## Written task
Would you pull out every line of the material that contains the string "religion"?

Stored records
::::

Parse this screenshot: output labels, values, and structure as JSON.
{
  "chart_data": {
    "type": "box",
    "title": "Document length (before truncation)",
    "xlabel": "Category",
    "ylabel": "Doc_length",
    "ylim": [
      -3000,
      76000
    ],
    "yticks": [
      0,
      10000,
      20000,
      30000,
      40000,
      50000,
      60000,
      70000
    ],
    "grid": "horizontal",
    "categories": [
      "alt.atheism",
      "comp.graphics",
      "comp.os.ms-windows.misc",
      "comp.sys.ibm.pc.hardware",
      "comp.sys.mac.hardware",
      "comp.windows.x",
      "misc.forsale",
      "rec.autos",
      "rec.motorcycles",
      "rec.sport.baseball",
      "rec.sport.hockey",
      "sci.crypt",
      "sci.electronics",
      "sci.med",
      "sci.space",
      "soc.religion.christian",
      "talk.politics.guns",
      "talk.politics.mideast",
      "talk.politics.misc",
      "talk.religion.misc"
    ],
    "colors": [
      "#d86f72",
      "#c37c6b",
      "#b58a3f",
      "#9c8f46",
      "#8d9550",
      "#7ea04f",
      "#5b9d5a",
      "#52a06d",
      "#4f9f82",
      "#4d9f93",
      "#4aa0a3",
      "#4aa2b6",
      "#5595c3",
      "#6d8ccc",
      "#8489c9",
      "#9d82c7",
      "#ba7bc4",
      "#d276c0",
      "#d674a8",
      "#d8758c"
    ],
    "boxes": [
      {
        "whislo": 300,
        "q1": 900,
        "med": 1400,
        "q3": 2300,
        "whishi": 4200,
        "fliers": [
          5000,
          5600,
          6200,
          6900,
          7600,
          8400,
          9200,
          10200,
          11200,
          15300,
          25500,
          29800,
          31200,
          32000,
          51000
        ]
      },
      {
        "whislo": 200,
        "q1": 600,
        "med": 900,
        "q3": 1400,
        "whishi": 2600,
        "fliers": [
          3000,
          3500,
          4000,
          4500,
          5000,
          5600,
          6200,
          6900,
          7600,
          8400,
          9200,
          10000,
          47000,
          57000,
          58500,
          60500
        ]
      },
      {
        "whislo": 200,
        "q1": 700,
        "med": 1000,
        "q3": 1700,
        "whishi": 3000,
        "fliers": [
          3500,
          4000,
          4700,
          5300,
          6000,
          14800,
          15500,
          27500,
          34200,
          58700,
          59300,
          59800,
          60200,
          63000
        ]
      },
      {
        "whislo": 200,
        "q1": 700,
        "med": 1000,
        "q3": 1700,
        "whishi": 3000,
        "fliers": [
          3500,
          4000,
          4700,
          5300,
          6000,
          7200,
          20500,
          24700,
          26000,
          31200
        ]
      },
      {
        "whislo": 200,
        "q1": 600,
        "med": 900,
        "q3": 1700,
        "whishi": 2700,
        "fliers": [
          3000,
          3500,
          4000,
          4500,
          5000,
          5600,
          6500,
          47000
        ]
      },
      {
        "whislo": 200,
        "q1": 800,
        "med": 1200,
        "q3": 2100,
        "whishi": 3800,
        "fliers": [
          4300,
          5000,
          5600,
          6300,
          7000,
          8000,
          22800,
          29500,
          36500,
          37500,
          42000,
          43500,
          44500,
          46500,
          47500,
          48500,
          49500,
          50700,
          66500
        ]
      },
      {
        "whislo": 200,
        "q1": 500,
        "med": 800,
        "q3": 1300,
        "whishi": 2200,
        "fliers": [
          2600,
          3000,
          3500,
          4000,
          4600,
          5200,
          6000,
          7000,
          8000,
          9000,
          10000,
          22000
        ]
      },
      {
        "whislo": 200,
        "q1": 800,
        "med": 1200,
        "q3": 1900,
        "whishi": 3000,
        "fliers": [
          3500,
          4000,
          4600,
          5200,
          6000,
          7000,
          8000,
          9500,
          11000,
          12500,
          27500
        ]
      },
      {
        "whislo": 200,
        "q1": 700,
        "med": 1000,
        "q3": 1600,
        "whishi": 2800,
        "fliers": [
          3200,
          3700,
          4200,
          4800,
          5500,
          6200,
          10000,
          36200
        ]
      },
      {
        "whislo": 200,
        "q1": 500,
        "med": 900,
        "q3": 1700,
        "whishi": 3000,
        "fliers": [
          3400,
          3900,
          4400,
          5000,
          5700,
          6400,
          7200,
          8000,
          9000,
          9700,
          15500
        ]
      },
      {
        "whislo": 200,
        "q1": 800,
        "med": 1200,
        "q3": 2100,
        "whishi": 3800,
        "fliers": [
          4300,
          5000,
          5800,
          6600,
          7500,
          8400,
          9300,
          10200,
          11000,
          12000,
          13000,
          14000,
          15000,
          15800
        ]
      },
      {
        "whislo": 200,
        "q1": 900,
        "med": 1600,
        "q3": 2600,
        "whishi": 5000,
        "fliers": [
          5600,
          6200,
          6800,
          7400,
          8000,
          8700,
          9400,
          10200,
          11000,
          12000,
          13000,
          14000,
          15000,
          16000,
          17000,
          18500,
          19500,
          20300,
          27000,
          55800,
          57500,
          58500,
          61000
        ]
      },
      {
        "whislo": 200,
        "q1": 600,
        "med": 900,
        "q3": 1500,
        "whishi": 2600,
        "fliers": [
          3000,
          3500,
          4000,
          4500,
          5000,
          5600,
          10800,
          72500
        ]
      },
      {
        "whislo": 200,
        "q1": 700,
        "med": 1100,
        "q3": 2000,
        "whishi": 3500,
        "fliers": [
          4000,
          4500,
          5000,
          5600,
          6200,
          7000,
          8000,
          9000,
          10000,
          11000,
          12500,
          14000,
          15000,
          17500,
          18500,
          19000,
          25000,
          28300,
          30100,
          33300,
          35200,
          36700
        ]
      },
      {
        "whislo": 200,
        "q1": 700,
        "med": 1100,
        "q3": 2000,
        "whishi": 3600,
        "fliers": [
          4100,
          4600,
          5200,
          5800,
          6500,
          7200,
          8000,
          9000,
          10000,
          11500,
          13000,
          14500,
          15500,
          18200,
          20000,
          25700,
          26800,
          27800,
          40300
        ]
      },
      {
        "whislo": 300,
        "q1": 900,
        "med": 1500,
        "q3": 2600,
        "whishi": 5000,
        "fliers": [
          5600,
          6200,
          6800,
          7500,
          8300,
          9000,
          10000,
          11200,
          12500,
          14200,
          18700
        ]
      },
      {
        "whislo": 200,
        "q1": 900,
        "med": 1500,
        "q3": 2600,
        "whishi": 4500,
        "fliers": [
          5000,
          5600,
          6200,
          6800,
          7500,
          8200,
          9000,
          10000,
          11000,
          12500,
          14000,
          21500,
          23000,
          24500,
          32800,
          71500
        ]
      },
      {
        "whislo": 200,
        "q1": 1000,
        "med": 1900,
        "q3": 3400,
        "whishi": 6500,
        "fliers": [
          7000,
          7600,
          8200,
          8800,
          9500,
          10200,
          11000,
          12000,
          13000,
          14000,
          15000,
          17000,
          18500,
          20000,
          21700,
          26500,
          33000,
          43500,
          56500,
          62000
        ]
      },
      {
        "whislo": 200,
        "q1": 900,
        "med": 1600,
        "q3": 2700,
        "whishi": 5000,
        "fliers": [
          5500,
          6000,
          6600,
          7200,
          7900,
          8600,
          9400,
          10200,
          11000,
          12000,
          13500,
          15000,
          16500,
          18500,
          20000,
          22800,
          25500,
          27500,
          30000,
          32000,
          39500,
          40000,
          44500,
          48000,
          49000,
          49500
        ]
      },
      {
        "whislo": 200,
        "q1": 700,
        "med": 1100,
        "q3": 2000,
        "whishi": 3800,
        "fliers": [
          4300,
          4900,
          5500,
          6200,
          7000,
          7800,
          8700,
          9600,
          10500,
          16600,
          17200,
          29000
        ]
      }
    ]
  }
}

::::

## Written solution
      "soc.religion.christian",
      "talk.religion.misc"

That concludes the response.